Figure collection entries:
▼
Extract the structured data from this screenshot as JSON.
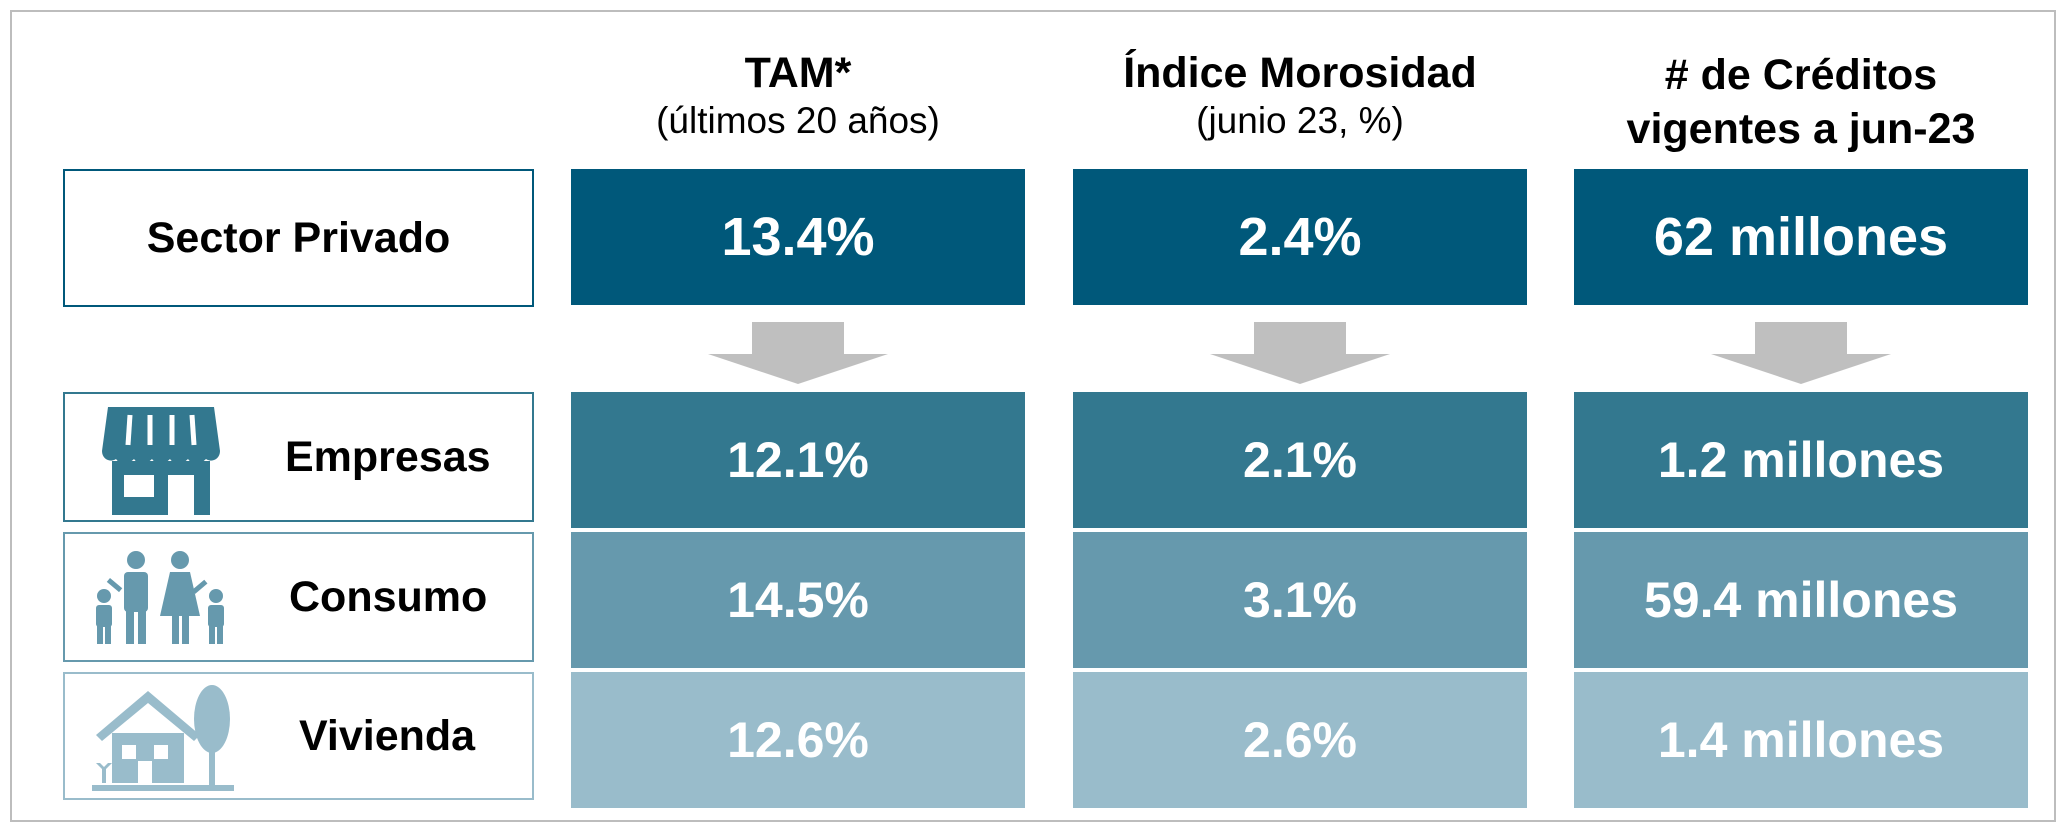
{
  "table": {
    "columns": [
      {
        "title": "TAM*",
        "subtitle": "(últimos 20 años)"
      },
      {
        "title": "Índice Morosidad",
        "subtitle": "(junio 23, %)"
      },
      {
        "title": "# de Créditos vigentes a jun-23"
      }
    ],
    "rows": [
      {
        "label": "Sector Privado",
        "values": [
          "13.4%",
          "2.4%",
          "62 millones"
        ]
      },
      {
        "label": "Empresas",
        "values": [
          "12.1%",
          "2.1%",
          "1.2 millones"
        ]
      },
      {
        "label": "Consumo",
        "values": [
          "14.5%",
          "3.1%",
          "59.4 millones"
        ]
      },
      {
        "label": "Vivienda",
        "values": [
          "12.6%",
          "2.6%",
          "1.4 millones"
        ]
      }
    ]
  }
}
▲
EXERCISE TASK: What is the number of lines containing "subtitle"? Give that number only.

THE OUTPUT: 2